┌─ DATA PROVIDED

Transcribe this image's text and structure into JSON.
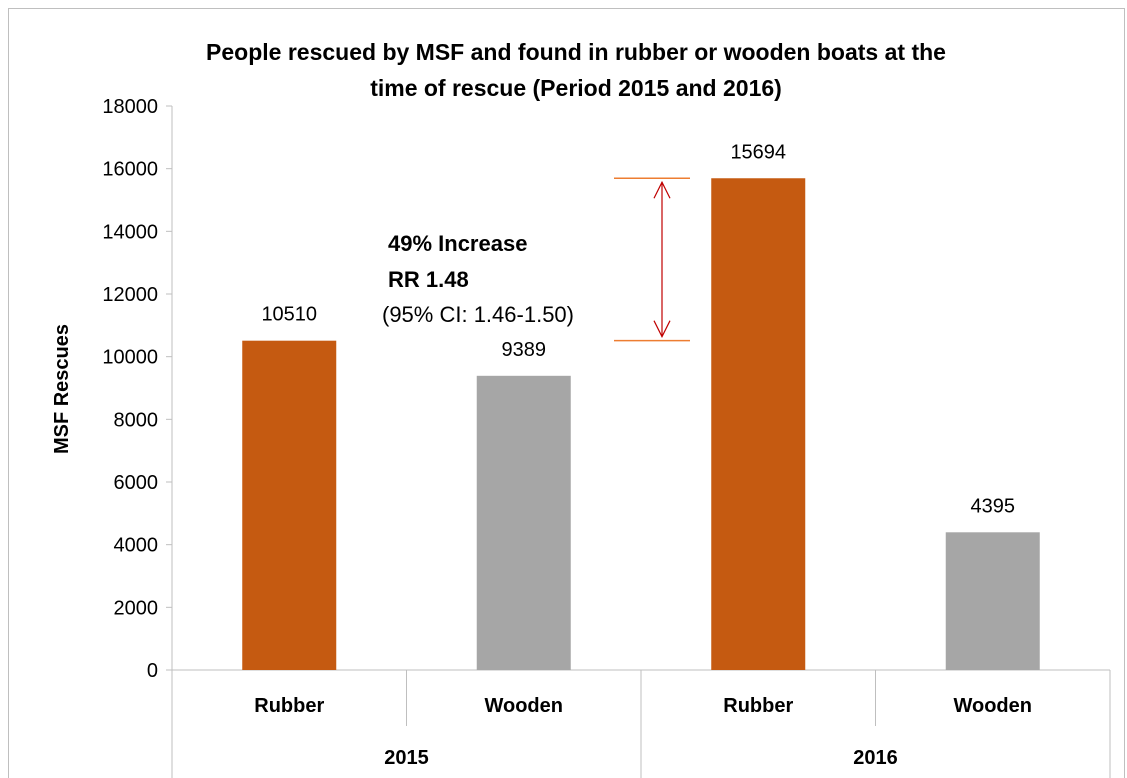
{
  "chart_data": {
    "type": "bar",
    "title_line1": "People rescued by MSF and found in rubber or wooden boats at the",
    "title_line2": "time of rescue  (Period  2015 and 2016)",
    "ylabel": "MSF Rescues",
    "xlabel": "",
    "ylim": [
      0,
      18000
    ],
    "yticks": [
      0,
      2000,
      4000,
      6000,
      8000,
      10000,
      12000,
      14000,
      16000,
      18000
    ],
    "grid": false,
    "groups": [
      {
        "label": "2015",
        "bars": [
          {
            "category": "Rubber",
            "value": 10510,
            "label": "10510",
            "color": "#c55a11"
          },
          {
            "category": "Wooden",
            "value": 9389,
            "label": "9389",
            "color": "#a6a6a6"
          }
        ]
      },
      {
        "label": "2016",
        "bars": [
          {
            "category": "Rubber",
            "value": 15694,
            "label": "15694",
            "color": "#c55a11"
          },
          {
            "category": "Wooden",
            "value": 4395,
            "label": "4395",
            "color": "#a6a6a6"
          }
        ]
      }
    ],
    "annotation": {
      "line1": "49% Increase",
      "line2": "RR 1.48",
      "line3": "(95% CI: 1.46-1.50)",
      "from_value": 10510,
      "to_value": 15694,
      "arrow_color": "#c00000",
      "ref_line_color": "#ed7d31"
    }
  }
}
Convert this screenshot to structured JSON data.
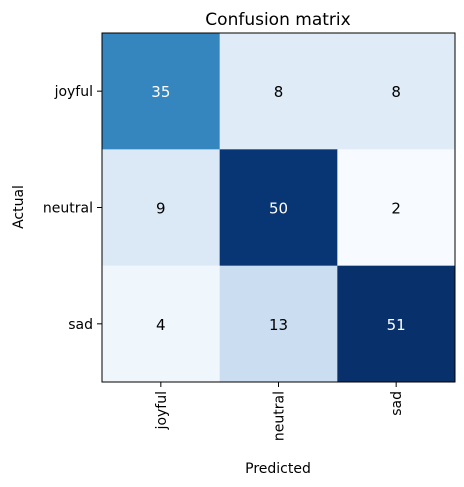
{
  "chart_data": {
    "type": "heatmap",
    "title": "Confusion matrix",
    "xlabel": "Predicted",
    "ylabel": "Actual",
    "x_categories": [
      "joyful",
      "neutral",
      "sad"
    ],
    "y_categories": [
      "joyful",
      "neutral",
      "sad"
    ],
    "values": [
      [
        35,
        8,
        8
      ],
      [
        9,
        50,
        2
      ],
      [
        4,
        13,
        51
      ]
    ],
    "colormap": "Blues",
    "grid": false
  }
}
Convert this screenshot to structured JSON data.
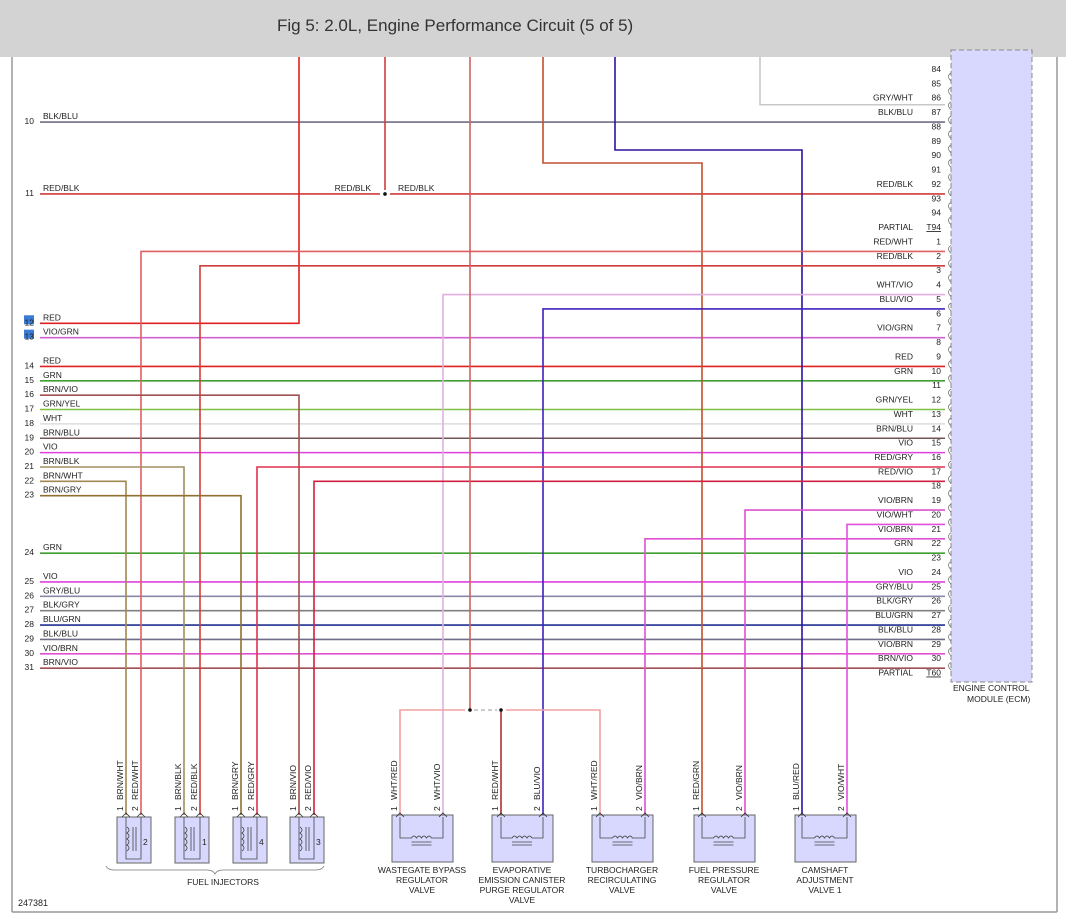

└─

◆ WHAT YOU HAVE TO DO:
Quote the material in full and exactly; do not carry over its pictures.

◆ EXERCISE SOLUTION:
Transcribe this image's text and structure into JSON.
{
  "chart_data": {
    "type": "bar",
    "title_line1": "People rescued by MSF and found in rubber or wooden boats at the",
    "title_line2": "time of rescue  (Period  2015 and 2016)",
    "ylabel": "MSF Rescues",
    "xlabel": "",
    "ylim": [
      0,
      18000
    ],
    "yticks": [
      0,
      2000,
      4000,
      6000,
      8000,
      10000,
      12000,
      14000,
      16000,
      18000
    ],
    "grid": false,
    "groups": [
      {
        "label": "2015",
        "bars": [
          {
            "category": "Rubber",
            "value": 10510,
            "label": "10510",
            "color": "#c55a11"
          },
          {
            "category": "Wooden",
            "value": 9389,
            "label": "9389",
            "color": "#a6a6a6"
          }
        ]
      },
      {
        "label": "2016",
        "bars": [
          {
            "category": "Rubber",
            "value": 15694,
            "label": "15694",
            "color": "#c55a11"
          },
          {
            "category": "Wooden",
            "value": 4395,
            "label": "4395",
            "color": "#a6a6a6"
          }
        ]
      }
    ],
    "annotation": {
      "line1": "49% Increase",
      "line2": "RR 1.48",
      "line3": "(95% CI: 1.46-1.50)",
      "from_value": 10510,
      "to_value": 15694,
      "arrow_color": "#c00000",
      "ref_line_color": "#ed7d31"
    }
  }
}
Convert this screenshot to structured JSON data.
{
  "chart_data": {
    "type": "heatmap",
    "title": "Confusion matrix",
    "xlabel": "Predicted",
    "ylabel": "Actual",
    "x_categories": [
      "joyful",
      "neutral",
      "sad"
    ],
    "y_categories": [
      "joyful",
      "neutral",
      "sad"
    ],
    "values": [
      [
        35,
        8,
        8
      ],
      [
        9,
        50,
        2
      ],
      [
        4,
        13,
        51
      ]
    ],
    "colormap": "Blues",
    "grid": false
  }
}
Convert this screenshot to structured JSON data.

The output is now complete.